TO DO →
Exactly as written, please set down all of the entries again, with no pictures.

RECORDED DATA →
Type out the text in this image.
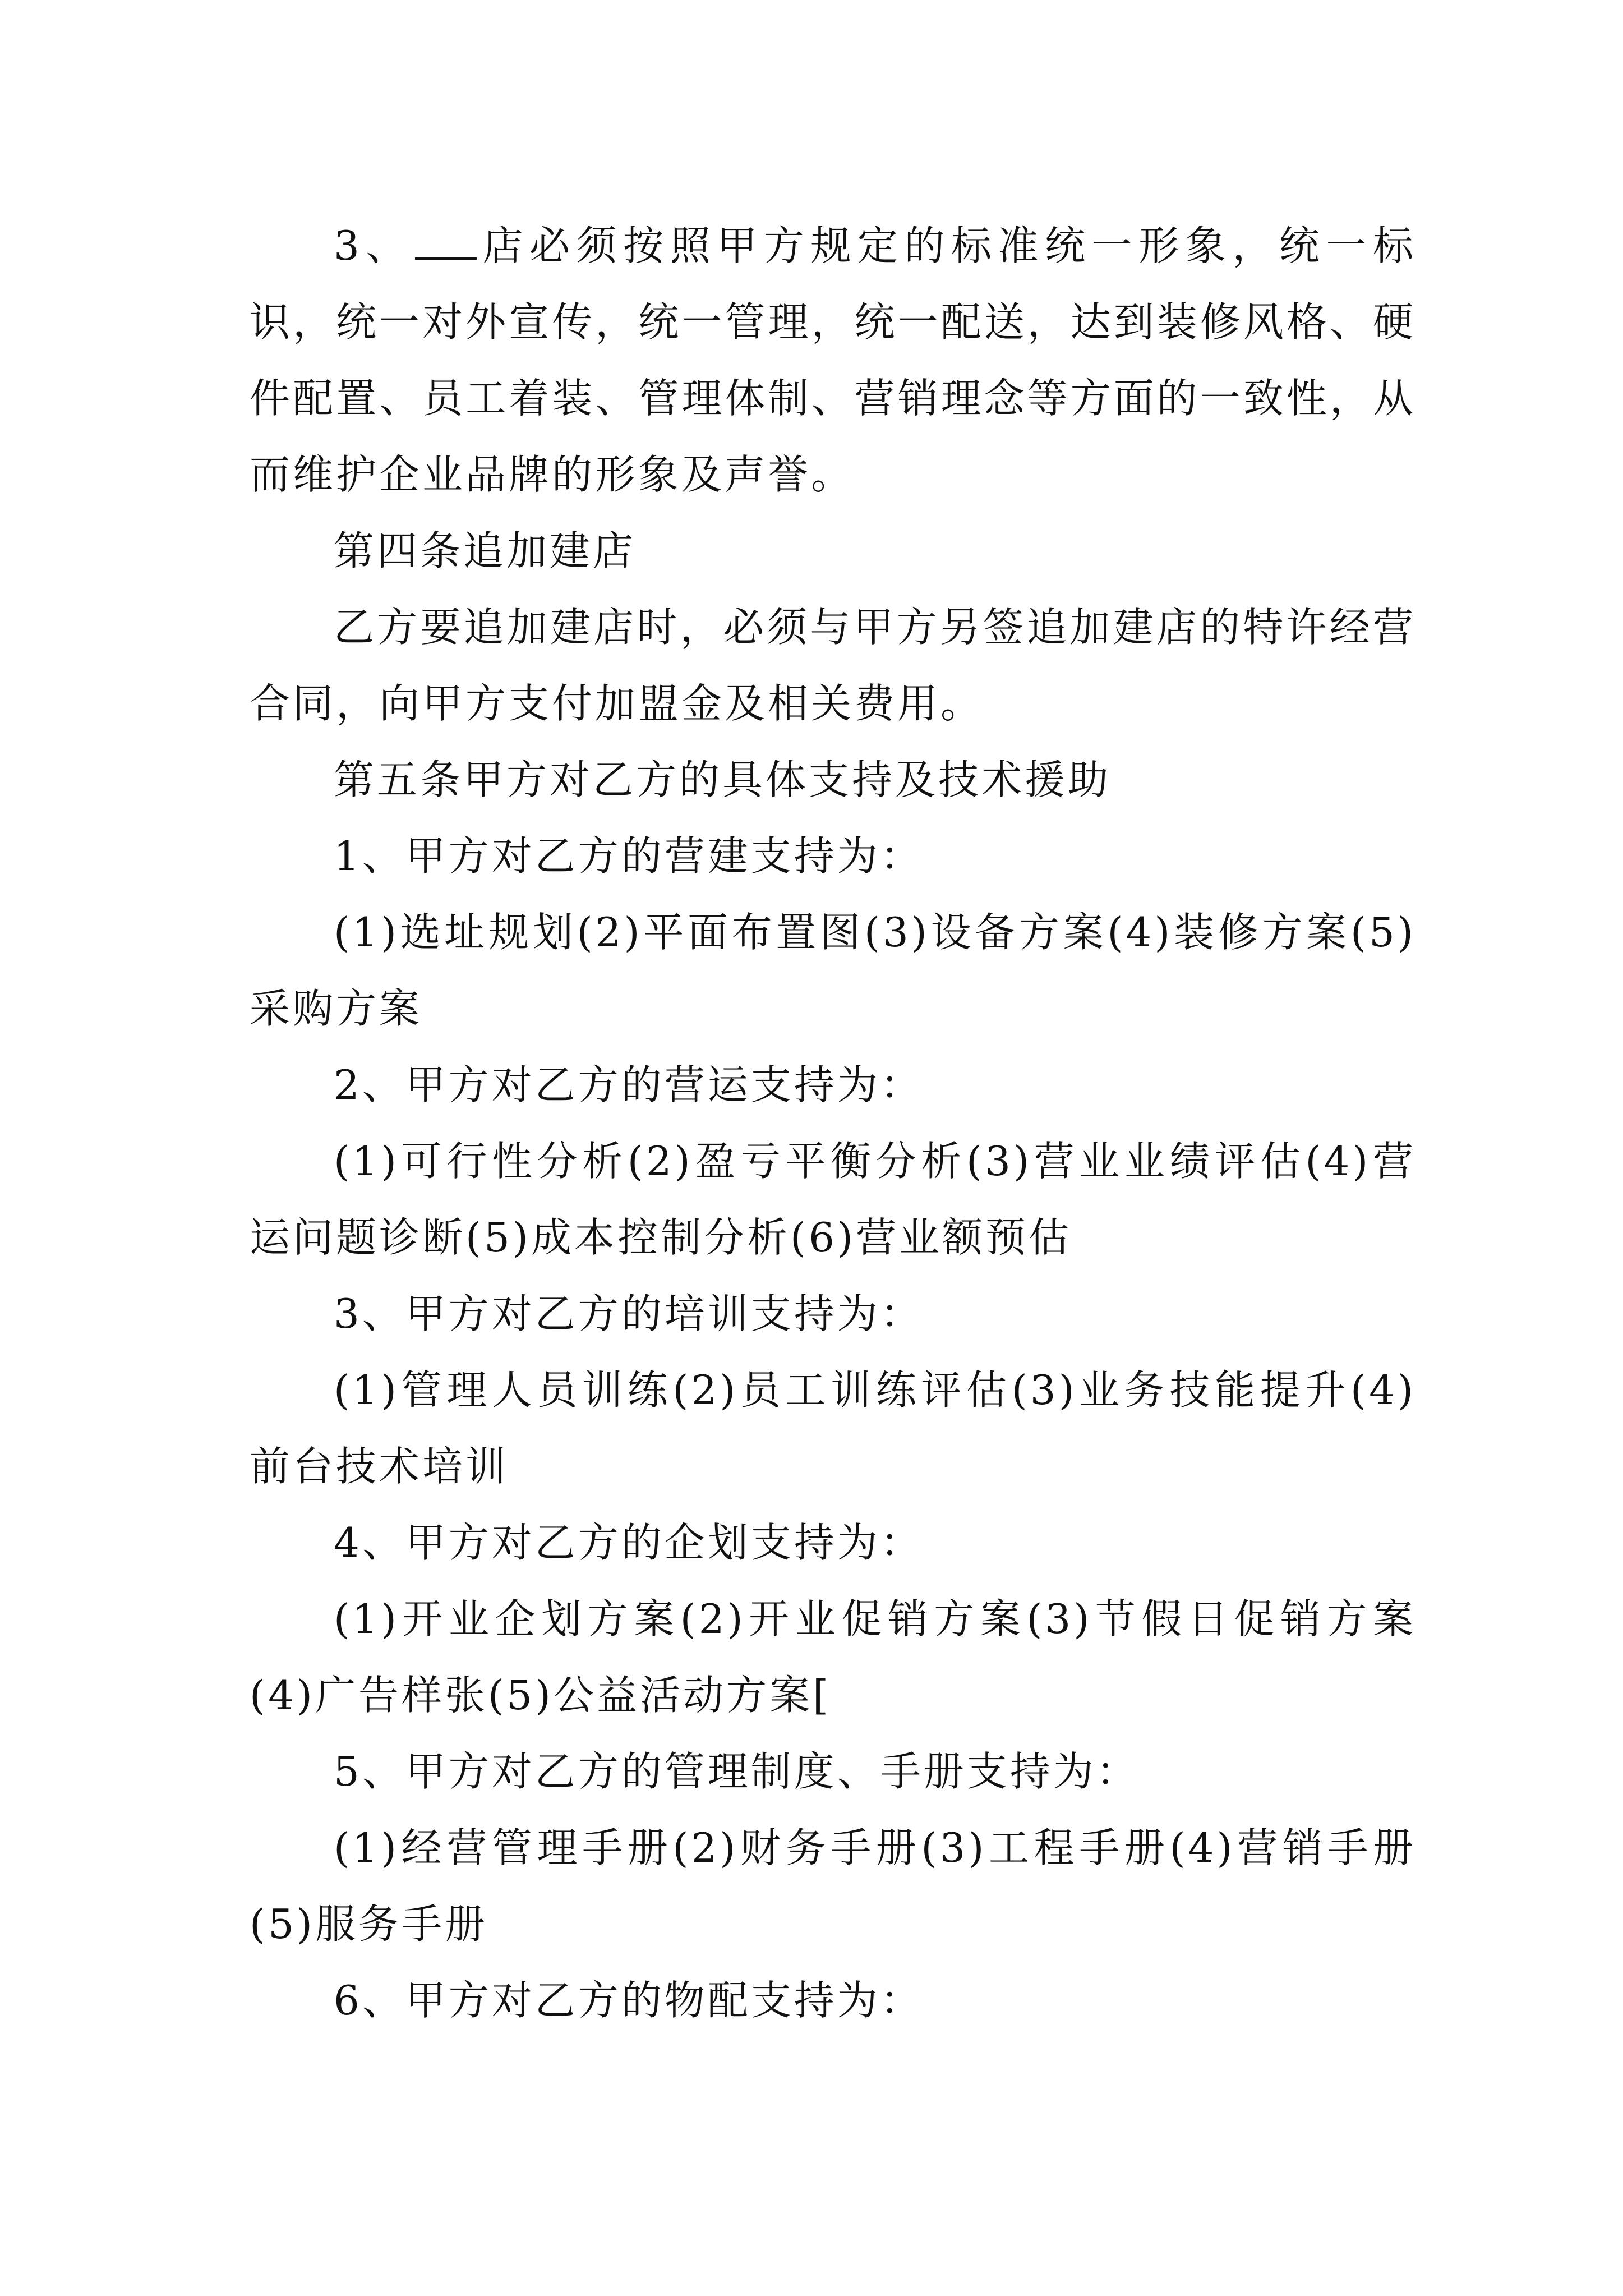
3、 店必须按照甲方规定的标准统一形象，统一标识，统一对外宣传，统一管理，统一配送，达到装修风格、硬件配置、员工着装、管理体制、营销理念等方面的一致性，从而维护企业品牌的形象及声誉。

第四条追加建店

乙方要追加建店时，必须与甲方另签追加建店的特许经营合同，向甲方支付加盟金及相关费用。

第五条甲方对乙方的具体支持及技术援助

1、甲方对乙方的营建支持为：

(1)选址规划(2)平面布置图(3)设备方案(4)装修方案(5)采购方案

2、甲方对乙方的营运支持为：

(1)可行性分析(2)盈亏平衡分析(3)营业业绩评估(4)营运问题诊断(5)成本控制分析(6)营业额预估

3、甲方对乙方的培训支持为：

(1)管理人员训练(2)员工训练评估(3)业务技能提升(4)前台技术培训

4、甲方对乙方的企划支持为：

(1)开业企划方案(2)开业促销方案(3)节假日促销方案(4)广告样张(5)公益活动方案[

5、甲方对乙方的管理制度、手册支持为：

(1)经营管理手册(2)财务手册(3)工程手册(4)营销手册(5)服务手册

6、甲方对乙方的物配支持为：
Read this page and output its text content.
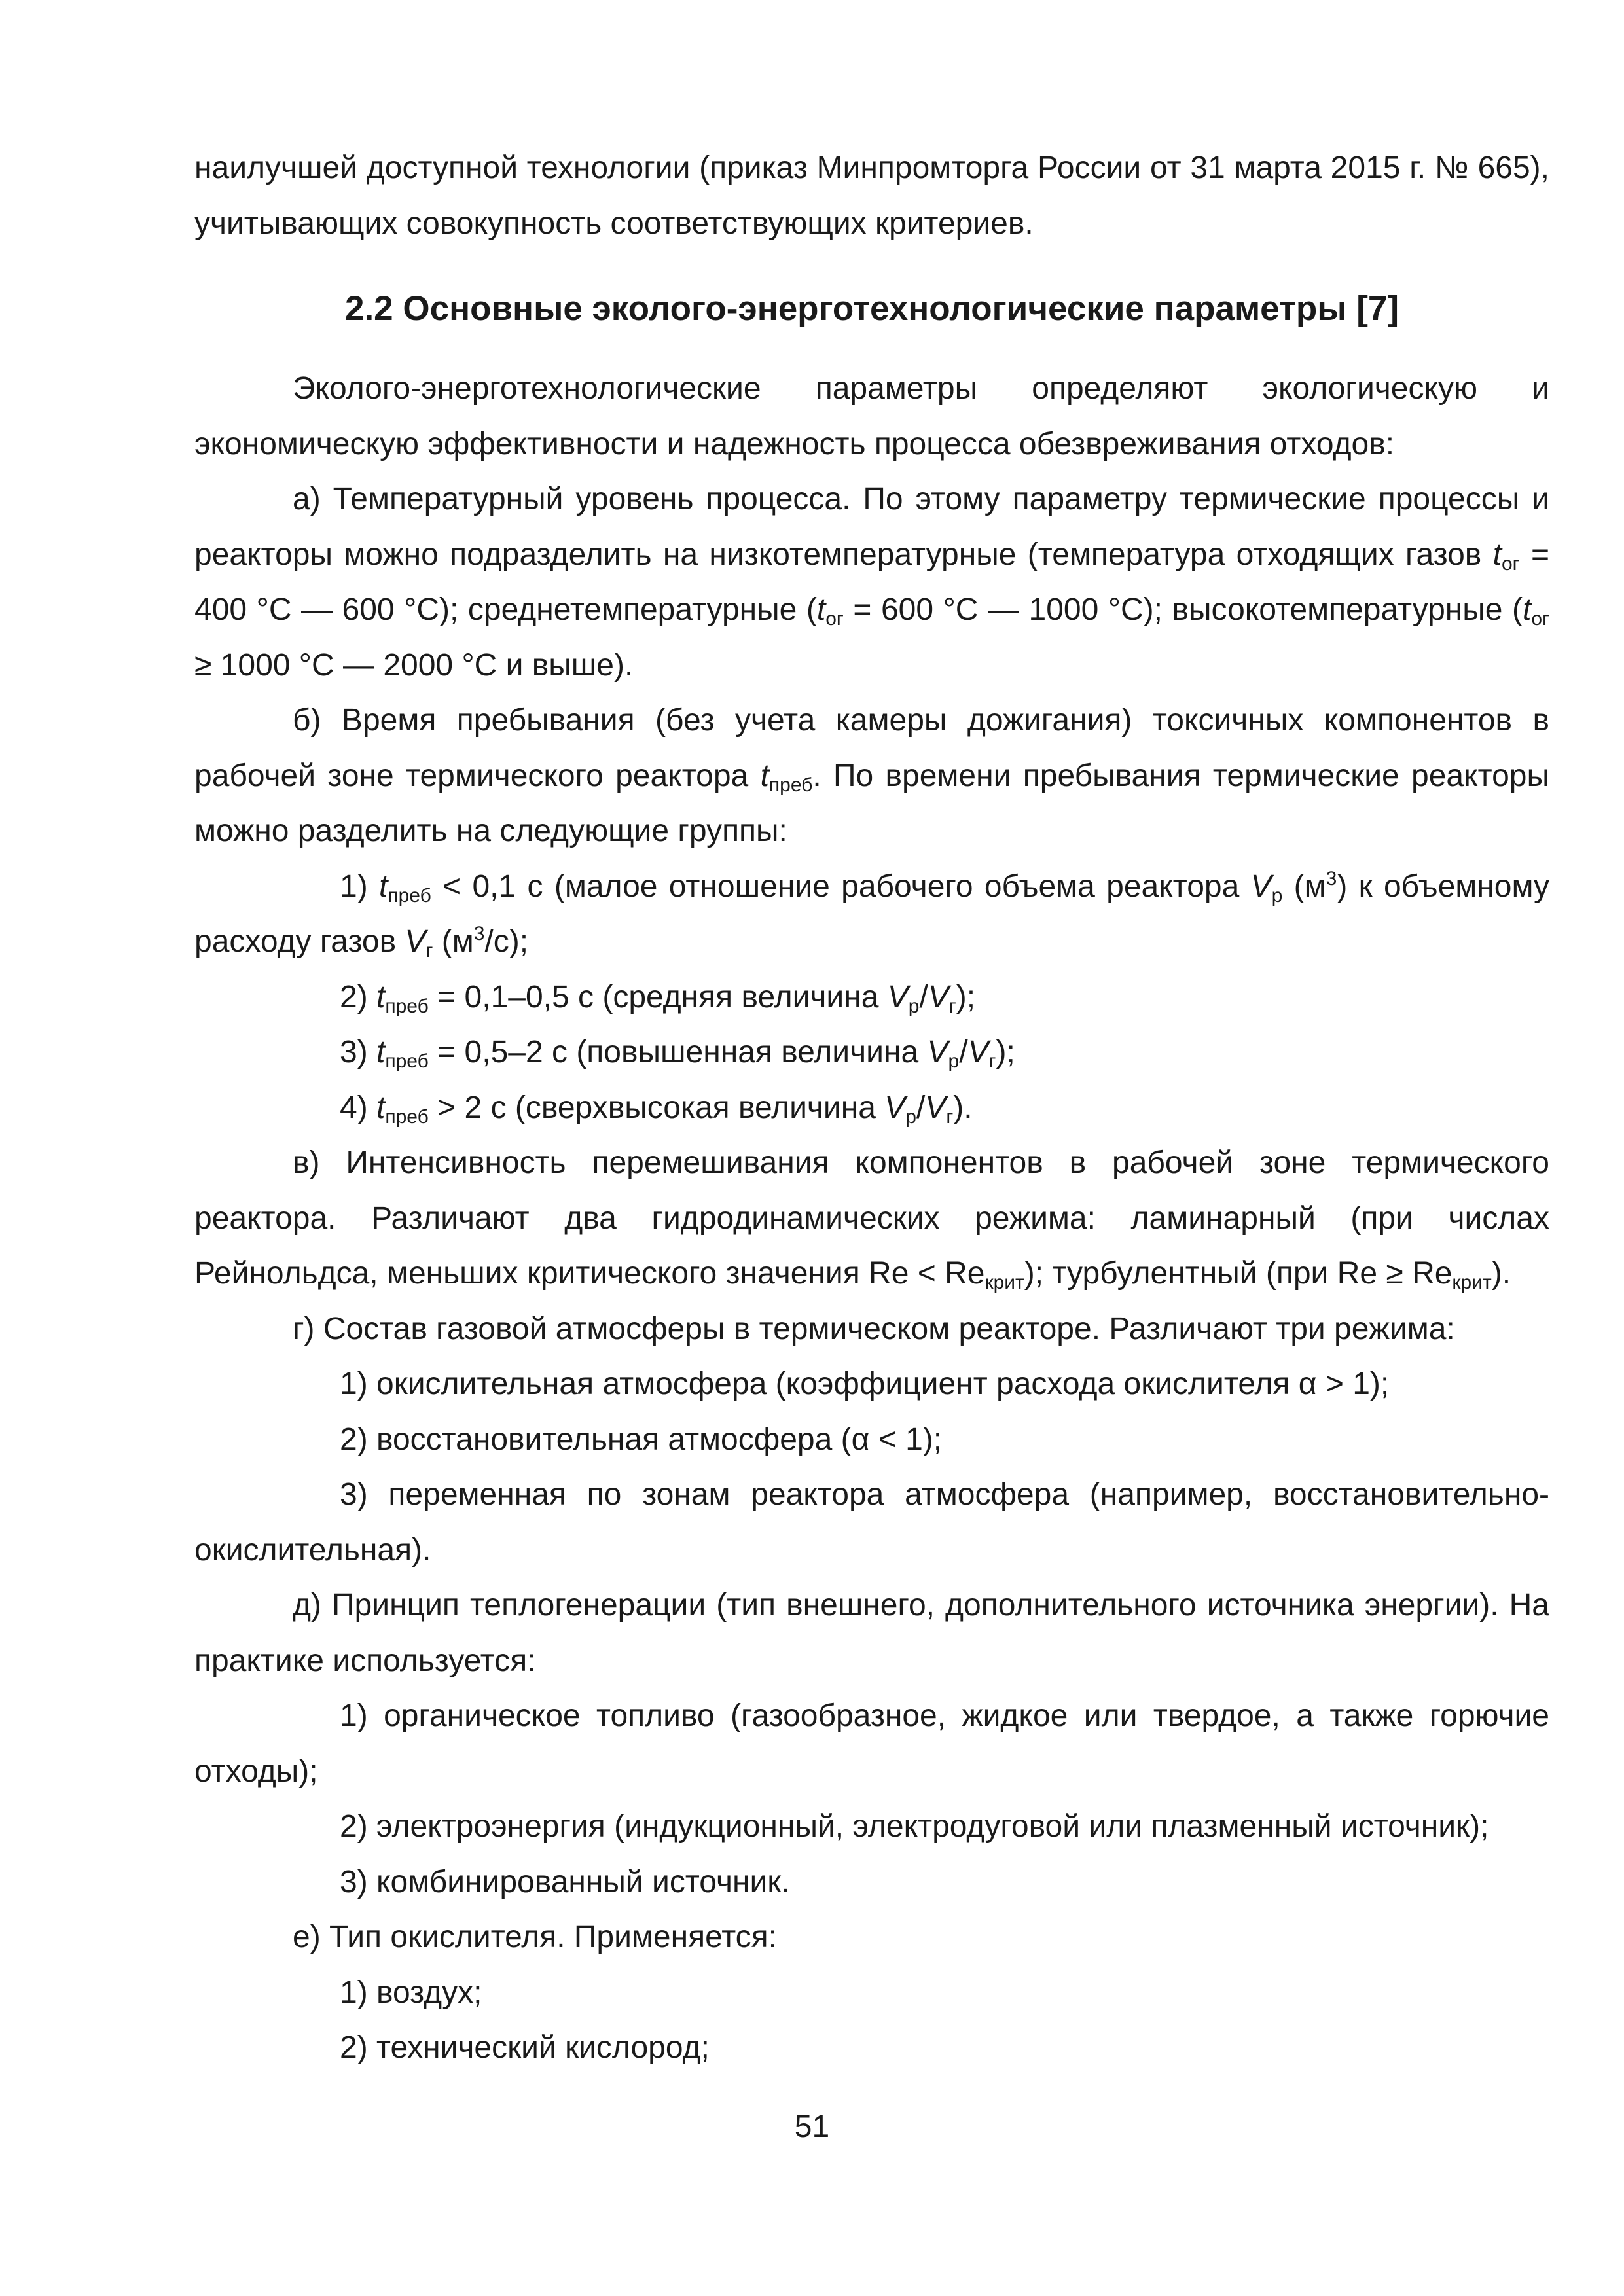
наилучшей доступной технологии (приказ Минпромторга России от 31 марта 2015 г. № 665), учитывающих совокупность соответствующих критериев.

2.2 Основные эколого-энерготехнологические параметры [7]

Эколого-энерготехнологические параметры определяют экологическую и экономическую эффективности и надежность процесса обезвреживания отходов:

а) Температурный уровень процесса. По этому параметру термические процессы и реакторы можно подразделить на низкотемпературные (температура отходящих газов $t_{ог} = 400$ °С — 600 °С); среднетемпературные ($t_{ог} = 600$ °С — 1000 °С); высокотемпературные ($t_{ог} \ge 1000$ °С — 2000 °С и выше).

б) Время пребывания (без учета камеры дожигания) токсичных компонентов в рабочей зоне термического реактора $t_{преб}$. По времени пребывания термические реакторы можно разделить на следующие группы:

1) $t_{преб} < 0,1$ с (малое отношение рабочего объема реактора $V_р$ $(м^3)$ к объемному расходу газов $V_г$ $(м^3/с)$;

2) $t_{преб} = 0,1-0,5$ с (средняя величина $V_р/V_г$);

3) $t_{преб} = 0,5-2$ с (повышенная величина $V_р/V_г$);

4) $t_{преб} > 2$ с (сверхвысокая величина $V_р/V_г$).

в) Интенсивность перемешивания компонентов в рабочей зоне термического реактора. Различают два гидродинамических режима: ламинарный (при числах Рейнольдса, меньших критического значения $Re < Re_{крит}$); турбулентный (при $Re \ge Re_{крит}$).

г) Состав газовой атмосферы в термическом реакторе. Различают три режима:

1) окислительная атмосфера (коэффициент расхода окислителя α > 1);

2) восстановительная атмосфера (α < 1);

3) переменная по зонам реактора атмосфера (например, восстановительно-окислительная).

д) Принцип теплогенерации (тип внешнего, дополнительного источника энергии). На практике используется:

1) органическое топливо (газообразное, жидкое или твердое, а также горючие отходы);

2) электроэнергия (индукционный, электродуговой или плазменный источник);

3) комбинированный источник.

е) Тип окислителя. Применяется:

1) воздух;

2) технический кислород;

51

RESULT FOR THIS TASK →
Type out the text in this image.
3、 店必须按照甲方规定的标准统一形象，统一标识，统一对外宣传，统一管理，统一配送，达到装修风格、硬件配置、员工着装、管理体制、营销理念等方面的一致性，从而维护企业品牌的形象及声誉。

第四条追加建店

乙方要追加建店时，必须与甲方另签追加建店的特许经营合同，向甲方支付加盟金及相关费用。

第五条甲方对乙方的具体支持及技术援助

1、甲方对乙方的营建支持为：

(1)选址规划(2)平面布置图(3)设备方案(4)装修方案(5)采购方案

2、甲方对乙方的营运支持为：

(1)可行性分析(2)盈亏平衡分析(3)营业业绩评估(4)营运问题诊断(5)成本控制分析(6)营业额预估

3、甲方对乙方的培训支持为：

(1)管理人员训练(2)员工训练评估(3)业务技能提升(4)前台技术培训

4、甲方对乙方的企划支持为：

(1)开业企划方案(2)开业促销方案(3)节假日促销方案(4)广告样张(5)公益活动方案[

5、甲方对乙方的管理制度、手册支持为：

(1)经营管理手册(2)财务手册(3)工程手册(4)营销手册(5)服务手册

6、甲方对乙方的物配支持为：
Read this page and output its text content.
наилучшей доступной технологии (приказ Минпромторга России от 31 марта 2015 г. № 665), учитывающих совокупность соответствующих критериев.

2.2 Основные эколого-энерготехнологические параметры [7]

Эколого-энерготехнологические параметры определяют экологическую и экономическую эффективности и надежность процесса обезвреживания отходов:

а) Температурный уровень процесса. По этому параметру термические процессы и реакторы можно подразделить на низкотемпературные (температура отходящих газов $t_{ог} = 400$ °С — 600 °С); среднетемпературные ($t_{ог} = 600$ °С — 1000 °С); высокотемпературные ($t_{ог} \ge 1000$ °С — 2000 °С и выше).

б) Время пребывания (без учета камеры дожигания) токсичных компонентов в рабочей зоне термического реактора $t_{преб}$. По времени пребывания термические реакторы можно разделить на следующие группы:

1) $t_{преб} < 0,1$ с (малое отношение рабочего объема реактора $V_р$ $(м^3)$ к объемному расходу газов $V_г$ $(м^3/с)$;

2) $t_{преб} = 0,1-0,5$ с (средняя величина $V_р/V_г$);

3) $t_{преб} = 0,5-2$ с (повышенная величина $V_р/V_г$);

4) $t_{преб} > 2$ с (сверхвысокая величина $V_р/V_г$).

в) Интенсивность перемешивания компонентов в рабочей зоне термического реактора. Различают два гидродинамических режима: ламинарный (при числах Рейнольдса, меньших критического значения $Re < Re_{крит}$); турбулентный (при $Re \ge Re_{крит}$).

г) Состав газовой атмосферы в термическом реакторе. Различают три режима:

1) окислительная атмосфера (коэффициент расхода окислителя α > 1);

2) восстановительная атмосфера (α < 1);

3) переменная по зонам реактора атмосфера (например, восстановительно-окислительная).

д) Принцип теплогенерации (тип внешнего, дополнительного источника энергии). На практике используется:

1) органическое топливо (газообразное, жидкое или твердое, а также горючие отходы);

2) электроэнергия (индукционный, электродуговой или плазменный источник);

3) комбинированный источник.

е) Тип окислителя. Применяется:

1) воздух;

2) технический кислород;

51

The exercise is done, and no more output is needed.